───── DATASET EXCERPTS ─────

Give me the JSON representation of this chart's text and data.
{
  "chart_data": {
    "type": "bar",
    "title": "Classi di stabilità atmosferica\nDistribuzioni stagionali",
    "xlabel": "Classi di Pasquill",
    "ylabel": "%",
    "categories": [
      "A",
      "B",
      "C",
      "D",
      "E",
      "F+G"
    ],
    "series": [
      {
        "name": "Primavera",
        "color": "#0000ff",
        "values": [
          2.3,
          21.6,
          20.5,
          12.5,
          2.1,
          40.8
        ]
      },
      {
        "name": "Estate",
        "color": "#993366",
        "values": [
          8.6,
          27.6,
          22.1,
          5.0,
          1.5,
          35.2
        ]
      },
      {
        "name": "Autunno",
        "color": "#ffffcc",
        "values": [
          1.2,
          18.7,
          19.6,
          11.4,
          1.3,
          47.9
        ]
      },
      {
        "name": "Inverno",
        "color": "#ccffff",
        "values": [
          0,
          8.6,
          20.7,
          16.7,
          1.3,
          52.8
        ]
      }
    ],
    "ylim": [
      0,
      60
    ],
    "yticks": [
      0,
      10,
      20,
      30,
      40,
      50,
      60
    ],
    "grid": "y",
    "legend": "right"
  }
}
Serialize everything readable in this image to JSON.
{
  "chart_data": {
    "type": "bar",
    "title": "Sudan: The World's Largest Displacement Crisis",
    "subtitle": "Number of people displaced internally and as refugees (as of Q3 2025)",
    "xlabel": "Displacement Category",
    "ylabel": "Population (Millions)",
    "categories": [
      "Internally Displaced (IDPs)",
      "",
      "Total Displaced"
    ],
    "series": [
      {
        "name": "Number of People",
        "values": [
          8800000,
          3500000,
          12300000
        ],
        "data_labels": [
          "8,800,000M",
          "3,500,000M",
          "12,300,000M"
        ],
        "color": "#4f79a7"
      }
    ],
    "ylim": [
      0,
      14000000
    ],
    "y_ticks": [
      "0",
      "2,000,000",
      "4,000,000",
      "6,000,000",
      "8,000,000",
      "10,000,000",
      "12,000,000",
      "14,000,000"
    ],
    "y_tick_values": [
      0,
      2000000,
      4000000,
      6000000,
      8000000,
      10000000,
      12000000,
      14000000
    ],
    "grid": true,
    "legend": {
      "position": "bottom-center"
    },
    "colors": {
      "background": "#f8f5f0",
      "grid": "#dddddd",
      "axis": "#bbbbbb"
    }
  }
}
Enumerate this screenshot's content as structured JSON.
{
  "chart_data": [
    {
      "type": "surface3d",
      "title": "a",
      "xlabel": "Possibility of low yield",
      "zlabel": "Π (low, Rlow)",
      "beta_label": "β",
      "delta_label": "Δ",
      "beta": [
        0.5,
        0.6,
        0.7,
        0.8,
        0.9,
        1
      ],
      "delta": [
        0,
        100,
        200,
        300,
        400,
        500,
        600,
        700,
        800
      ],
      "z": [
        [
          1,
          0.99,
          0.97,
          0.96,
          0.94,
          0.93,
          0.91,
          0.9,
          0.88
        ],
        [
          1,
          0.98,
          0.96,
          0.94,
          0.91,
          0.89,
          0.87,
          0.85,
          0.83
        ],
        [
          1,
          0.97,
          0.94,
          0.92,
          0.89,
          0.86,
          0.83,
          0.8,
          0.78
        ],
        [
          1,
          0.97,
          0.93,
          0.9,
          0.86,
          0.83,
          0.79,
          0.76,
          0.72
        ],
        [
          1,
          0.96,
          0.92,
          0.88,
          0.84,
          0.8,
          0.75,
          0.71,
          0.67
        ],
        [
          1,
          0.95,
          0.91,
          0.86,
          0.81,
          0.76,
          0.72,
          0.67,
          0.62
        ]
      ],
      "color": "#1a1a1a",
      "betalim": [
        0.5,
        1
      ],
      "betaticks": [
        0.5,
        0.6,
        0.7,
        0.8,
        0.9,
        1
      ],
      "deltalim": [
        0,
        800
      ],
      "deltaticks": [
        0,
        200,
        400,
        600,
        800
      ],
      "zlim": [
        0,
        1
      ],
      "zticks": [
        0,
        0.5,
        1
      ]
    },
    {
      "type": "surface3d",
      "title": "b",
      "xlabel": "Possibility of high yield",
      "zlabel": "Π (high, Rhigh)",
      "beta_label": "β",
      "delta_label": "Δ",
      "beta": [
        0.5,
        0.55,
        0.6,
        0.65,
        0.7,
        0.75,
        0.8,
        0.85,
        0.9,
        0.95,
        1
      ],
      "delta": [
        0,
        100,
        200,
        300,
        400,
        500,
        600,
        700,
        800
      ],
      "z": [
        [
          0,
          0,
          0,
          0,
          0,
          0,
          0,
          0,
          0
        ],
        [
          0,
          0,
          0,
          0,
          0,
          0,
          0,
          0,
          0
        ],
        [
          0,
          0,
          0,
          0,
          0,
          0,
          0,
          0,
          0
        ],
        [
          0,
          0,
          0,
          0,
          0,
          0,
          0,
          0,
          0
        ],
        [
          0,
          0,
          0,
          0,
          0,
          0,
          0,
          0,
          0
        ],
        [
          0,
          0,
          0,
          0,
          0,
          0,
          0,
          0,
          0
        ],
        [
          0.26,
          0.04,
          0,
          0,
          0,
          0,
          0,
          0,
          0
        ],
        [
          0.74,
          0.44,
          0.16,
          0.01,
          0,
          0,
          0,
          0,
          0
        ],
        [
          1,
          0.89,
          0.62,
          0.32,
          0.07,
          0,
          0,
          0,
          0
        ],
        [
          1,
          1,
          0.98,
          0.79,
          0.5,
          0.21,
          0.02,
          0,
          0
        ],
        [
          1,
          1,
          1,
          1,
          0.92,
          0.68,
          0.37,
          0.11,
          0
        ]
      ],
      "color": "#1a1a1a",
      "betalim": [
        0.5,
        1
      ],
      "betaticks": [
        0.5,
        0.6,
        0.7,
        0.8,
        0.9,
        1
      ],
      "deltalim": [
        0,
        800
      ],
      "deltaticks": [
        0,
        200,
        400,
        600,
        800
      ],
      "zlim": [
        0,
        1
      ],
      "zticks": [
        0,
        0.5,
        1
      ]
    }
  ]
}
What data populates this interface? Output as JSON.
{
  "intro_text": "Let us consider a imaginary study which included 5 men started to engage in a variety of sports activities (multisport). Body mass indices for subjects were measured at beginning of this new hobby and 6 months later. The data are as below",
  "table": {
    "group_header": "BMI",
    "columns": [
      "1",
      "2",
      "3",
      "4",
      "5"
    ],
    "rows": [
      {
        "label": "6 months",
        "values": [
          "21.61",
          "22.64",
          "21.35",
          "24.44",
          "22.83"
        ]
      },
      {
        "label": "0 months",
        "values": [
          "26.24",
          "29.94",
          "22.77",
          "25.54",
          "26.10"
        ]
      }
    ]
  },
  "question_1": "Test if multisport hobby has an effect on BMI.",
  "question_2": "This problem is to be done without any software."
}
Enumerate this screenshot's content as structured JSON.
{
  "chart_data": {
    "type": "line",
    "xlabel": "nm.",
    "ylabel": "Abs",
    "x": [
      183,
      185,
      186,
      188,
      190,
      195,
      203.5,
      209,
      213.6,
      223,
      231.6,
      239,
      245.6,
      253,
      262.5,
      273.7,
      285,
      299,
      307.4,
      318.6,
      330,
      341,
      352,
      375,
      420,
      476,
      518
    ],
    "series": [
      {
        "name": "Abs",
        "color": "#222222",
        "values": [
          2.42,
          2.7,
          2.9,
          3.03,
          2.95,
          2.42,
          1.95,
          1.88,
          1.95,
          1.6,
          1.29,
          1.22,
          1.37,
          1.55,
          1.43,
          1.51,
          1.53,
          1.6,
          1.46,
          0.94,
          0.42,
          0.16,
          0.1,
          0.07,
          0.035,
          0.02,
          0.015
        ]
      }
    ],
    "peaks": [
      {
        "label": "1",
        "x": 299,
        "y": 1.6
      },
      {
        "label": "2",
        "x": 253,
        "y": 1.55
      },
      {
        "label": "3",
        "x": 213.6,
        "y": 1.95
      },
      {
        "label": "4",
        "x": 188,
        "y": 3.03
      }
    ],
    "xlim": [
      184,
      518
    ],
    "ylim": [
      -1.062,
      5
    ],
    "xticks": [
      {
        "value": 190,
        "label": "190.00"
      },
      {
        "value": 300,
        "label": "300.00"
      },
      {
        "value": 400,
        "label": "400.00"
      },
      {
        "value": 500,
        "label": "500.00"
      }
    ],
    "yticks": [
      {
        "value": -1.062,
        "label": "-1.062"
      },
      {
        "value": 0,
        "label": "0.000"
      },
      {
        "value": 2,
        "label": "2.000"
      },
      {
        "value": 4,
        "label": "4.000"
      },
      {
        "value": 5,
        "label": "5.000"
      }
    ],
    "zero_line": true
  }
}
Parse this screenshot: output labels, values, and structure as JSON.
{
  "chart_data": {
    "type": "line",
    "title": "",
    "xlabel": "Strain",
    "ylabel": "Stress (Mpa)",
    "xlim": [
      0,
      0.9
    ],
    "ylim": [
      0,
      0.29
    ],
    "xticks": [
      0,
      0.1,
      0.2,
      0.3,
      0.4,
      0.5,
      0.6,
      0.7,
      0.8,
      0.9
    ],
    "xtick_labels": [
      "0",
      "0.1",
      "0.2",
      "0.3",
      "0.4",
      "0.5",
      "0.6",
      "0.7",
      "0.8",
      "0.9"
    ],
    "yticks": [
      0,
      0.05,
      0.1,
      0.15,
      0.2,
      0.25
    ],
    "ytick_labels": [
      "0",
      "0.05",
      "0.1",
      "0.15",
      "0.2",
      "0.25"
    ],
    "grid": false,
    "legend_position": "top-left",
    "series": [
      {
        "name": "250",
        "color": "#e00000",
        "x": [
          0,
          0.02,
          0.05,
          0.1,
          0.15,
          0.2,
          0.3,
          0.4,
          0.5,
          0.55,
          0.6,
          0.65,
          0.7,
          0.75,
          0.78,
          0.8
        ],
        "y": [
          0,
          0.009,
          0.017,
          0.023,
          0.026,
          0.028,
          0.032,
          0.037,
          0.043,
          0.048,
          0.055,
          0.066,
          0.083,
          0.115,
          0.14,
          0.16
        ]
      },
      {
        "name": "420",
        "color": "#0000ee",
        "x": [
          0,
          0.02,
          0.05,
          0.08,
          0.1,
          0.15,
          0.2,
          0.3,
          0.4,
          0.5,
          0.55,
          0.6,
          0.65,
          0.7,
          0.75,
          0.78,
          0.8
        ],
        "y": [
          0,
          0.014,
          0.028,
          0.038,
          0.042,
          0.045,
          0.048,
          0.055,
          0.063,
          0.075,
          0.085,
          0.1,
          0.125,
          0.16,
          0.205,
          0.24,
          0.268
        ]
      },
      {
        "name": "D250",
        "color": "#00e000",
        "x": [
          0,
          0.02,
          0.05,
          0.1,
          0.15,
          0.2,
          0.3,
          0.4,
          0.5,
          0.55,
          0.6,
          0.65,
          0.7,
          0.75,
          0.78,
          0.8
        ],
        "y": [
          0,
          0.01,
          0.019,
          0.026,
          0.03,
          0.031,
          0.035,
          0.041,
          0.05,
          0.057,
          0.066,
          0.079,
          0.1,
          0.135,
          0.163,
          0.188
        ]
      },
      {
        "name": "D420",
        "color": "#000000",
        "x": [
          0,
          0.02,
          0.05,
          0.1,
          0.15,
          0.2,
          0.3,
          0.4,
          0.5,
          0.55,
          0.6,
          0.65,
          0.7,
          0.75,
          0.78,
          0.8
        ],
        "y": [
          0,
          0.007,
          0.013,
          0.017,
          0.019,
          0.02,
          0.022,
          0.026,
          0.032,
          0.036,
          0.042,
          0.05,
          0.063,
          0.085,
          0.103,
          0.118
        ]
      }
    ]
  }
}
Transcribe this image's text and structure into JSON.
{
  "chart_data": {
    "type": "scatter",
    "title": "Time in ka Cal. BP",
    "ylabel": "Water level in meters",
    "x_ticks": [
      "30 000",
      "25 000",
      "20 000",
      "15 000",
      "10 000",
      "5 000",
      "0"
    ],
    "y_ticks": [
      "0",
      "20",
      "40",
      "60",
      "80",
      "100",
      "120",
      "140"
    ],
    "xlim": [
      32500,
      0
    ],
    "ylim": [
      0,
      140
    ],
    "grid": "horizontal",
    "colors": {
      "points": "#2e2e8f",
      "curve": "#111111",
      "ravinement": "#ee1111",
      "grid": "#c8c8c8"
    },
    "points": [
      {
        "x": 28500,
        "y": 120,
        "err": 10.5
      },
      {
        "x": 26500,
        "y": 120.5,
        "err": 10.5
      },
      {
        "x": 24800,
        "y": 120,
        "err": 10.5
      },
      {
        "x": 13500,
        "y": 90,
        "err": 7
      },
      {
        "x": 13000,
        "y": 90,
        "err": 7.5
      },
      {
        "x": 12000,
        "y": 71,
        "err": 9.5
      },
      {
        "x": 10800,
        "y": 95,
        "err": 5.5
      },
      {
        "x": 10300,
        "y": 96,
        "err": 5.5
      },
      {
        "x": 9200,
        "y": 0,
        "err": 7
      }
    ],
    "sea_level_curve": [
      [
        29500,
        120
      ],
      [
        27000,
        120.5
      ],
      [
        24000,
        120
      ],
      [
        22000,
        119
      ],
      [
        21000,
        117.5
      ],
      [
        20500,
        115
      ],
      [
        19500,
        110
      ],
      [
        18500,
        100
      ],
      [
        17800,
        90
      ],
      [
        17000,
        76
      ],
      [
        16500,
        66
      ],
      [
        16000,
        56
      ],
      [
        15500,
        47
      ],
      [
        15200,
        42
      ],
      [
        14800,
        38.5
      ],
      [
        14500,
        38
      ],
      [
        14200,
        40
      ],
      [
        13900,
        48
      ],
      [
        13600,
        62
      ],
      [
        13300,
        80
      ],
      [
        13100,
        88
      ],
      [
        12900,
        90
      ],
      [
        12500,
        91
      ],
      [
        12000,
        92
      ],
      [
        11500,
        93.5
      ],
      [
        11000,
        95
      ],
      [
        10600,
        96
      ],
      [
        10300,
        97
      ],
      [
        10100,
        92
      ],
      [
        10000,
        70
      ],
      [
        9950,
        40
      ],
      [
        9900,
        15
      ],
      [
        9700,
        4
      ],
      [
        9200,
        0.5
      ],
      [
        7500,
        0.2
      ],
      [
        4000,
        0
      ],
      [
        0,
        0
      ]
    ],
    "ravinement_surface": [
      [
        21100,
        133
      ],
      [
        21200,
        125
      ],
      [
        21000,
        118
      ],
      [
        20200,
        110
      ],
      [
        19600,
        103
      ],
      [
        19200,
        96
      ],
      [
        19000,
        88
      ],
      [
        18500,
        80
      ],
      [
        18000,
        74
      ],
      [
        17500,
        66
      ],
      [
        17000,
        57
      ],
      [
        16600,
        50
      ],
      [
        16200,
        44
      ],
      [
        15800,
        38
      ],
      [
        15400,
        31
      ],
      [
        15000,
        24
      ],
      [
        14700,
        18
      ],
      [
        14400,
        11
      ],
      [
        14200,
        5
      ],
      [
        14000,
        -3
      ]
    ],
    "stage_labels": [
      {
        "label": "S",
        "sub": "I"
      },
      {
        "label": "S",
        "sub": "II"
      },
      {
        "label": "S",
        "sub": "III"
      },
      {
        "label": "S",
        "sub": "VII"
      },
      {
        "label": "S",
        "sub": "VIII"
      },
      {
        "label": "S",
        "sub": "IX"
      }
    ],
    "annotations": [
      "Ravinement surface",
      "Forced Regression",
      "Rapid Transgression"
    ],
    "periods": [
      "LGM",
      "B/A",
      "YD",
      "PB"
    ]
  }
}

─────

Copy every line of the listing containing the string "yield".

      "xlabel": "Possibility of low yield",
      "xlabel": "Possibility of high yield",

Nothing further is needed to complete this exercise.